> [Requirements]:
Repeat each line exactly, leaving nothing out.

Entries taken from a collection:

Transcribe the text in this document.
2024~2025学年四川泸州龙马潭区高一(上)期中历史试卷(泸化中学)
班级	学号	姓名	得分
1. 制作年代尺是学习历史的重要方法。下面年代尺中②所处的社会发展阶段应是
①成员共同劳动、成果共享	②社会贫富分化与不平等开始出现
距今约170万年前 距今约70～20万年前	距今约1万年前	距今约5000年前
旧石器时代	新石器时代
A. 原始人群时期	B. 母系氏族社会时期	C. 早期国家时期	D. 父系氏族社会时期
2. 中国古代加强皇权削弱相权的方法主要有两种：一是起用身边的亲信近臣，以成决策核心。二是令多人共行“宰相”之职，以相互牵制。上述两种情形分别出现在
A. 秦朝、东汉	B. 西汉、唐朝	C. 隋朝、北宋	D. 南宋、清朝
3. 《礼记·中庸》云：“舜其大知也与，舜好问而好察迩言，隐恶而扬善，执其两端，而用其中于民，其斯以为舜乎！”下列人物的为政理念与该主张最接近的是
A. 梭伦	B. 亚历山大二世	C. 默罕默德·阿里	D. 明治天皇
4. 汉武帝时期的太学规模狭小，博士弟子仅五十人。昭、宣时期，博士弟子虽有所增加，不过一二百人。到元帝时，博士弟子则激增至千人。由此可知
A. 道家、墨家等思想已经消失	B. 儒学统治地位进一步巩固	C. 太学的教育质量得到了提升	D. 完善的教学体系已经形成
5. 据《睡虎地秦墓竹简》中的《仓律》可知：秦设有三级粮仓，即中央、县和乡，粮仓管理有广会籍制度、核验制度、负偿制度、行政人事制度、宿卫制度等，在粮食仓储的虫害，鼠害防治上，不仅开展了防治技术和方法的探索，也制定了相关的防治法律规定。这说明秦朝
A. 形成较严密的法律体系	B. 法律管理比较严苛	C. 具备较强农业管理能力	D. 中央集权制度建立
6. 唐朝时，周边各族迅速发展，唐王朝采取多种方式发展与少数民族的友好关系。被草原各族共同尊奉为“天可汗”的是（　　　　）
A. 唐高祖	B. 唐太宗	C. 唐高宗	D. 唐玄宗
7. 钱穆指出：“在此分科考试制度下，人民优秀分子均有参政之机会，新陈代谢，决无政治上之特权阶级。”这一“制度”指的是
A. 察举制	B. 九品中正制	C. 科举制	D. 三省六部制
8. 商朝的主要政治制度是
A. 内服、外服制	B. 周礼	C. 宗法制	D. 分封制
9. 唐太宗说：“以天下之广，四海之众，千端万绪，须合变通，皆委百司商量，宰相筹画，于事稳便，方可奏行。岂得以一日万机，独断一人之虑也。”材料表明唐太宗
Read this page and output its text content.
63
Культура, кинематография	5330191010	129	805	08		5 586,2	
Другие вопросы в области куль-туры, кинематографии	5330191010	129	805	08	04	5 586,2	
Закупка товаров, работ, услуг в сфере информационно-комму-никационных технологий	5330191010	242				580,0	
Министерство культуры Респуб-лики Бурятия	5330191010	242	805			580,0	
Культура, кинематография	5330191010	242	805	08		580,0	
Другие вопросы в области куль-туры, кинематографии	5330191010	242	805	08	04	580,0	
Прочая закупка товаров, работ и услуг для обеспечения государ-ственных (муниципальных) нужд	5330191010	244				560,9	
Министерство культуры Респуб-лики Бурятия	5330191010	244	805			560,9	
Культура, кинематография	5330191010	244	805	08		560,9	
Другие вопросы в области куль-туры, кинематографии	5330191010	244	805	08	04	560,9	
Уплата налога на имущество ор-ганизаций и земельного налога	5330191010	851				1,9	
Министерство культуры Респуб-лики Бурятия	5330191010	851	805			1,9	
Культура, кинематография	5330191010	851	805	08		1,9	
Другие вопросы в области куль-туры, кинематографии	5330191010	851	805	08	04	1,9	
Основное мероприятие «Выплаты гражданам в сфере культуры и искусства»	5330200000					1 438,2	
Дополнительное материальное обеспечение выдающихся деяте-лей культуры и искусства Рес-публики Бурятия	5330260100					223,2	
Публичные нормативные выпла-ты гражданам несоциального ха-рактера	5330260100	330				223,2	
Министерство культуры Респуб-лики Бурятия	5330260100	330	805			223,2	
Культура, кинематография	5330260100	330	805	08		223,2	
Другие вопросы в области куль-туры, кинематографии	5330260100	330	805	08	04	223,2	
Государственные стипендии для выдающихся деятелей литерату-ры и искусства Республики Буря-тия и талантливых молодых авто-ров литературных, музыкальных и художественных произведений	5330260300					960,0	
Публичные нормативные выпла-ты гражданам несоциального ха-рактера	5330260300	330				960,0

> [The result]:
Transcribe the text in this document.
2024~2025学年四川泸州龙马潭区高一(上)期中历史试卷(泸化中学)
班级	学号	姓名	得分
1. 制作年代尺是学习历史的重要方法。下面年代尺中②所处的社会发展阶段应是
①成员共同劳动、成果共享	②社会贫富分化与不平等开始出现
距今约170万年前 距今约70～20万年前	距今约1万年前	距今约5000年前
旧石器时代	新石器时代
A. 原始人群时期	B. 母系氏族社会时期	C. 早期国家时期	D. 父系氏族社会时期
2. 中国古代加强皇权削弱相权的方法主要有两种：一是起用身边的亲信近臣，以成决策核心。二是令多人共行“宰相”之职，以相互牵制。上述两种情形分别出现在
A. 秦朝、东汉	B. 西汉、唐朝	C. 隋朝、北宋	D. 南宋、清朝
3. 《礼记·中庸》云：“舜其大知也与，舜好问而好察迩言，隐恶而扬善，执其两端，而用其中于民，其斯以为舜乎！”下列人物的为政理念与该主张最接近的是
A. 梭伦	B. 亚历山大二世	C. 默罕默德·阿里	D. 明治天皇
4. 汉武帝时期的太学规模狭小，博士弟子仅五十人。昭、宣时期，博士弟子虽有所增加，不过一二百人。到元帝时，博士弟子则激增至千人。由此可知
A. 道家、墨家等思想已经消失	B. 儒学统治地位进一步巩固	C. 太学的教育质量得到了提升	D. 完善的教学体系已经形成
5. 据《睡虎地秦墓竹简》中的《仓律》可知：秦设有三级粮仓，即中央、县和乡，粮仓管理有广会籍制度、核验制度、负偿制度、行政人事制度、宿卫制度等，在粮食仓储的虫害，鼠害防治上，不仅开展了防治技术和方法的探索，也制定了相关的防治法律规定。这说明秦朝
A. 形成较严密的法律体系	B. 法律管理比较严苛	C. 具备较强农业管理能力	D. 中央集权制度建立
6. 唐朝时，周边各族迅速发展，唐王朝采取多种方式发展与少数民族的友好关系。被草原各族共同尊奉为“天可汗”的是（　　　　）
A. 唐高祖	B. 唐太宗	C. 唐高宗	D. 唐玄宗
7. 钱穆指出：“在此分科考试制度下，人民优秀分子均有参政之机会，新陈代谢，决无政治上之特权阶级。”这一“制度”指的是
A. 察举制	B. 九品中正制	C. 科举制	D. 三省六部制
8. 商朝的主要政治制度是
A. 内服、外服制	B. 周礼	C. 宗法制	D. 分封制
9. 唐太宗说：“以天下之广，四海之众，千端万绪，须合变通，皆委百司商量，宰相筹画，于事稳便，方可奏行。岂得以一日万机，独断一人之虑也。”材料表明唐太宗
Read this page and output its text content.
63
Культура, кинематография	5330191010	129	805	08		5 586,2	
Другие вопросы в области куль-туры, кинематографии	5330191010	129	805	08	04	5 586,2	
Закупка товаров, работ, услуг в сфере информационно-комму-никационных технологий	5330191010	242				580,0	
Министерство культуры Респуб-лики Бурятия	5330191010	242	805			580,0	
Культура, кинематография	5330191010	242	805	08		580,0	
Другие вопросы в области куль-туры, кинематографии	5330191010	242	805	08	04	580,0	
Прочая закупка товаров, работ и услуг для обеспечения государ-ственных (муниципальных) нужд	5330191010	244				560,9	
Министерство культуры Респуб-лики Бурятия	5330191010	244	805			560,9	
Культура, кинематография	5330191010	244	805	08		560,9	
Другие вопросы в области куль-туры, кинематографии	5330191010	244	805	08	04	560,9	
Уплата налога на имущество ор-ганизаций и земельного налога	5330191010	851				1,9	
Министерство культуры Респуб-лики Бурятия	5330191010	851	805			1,9	
Культура, кинематография	5330191010	851	805	08		1,9	
Другие вопросы в области куль-туры, кинематографии	5330191010	851	805	08	04	1,9	
Основное мероприятие «Выплаты гражданам в сфере культуры и искусства»	5330200000					1 438,2	
Дополнительное материальное обеспечение выдающихся деяте-лей культуры и искусства Рес-публики Бурятия	5330260100					223,2	
Публичные нормативные выпла-ты гражданам несоциального ха-рактера	5330260100	330				223,2	
Министерство культуры Респуб-лики Бурятия	5330260100	330	805			223,2	
Культура, кинематография	5330260100	330	805	08		223,2	
Другие вопросы в области куль-туры, кинематографии	5330260100	330	805	08	04	223,2	
Государственные стипендии для выдающихся деятелей литерату-ры и искусства Республики Буря-тия и талантливых молодых авто-ров литературных, музыкальных и художественных произведений	5330260300					960,0	
Публичные нормативные выпла-ты гражданам несоциального ха-рактера	5330260300	330				960,0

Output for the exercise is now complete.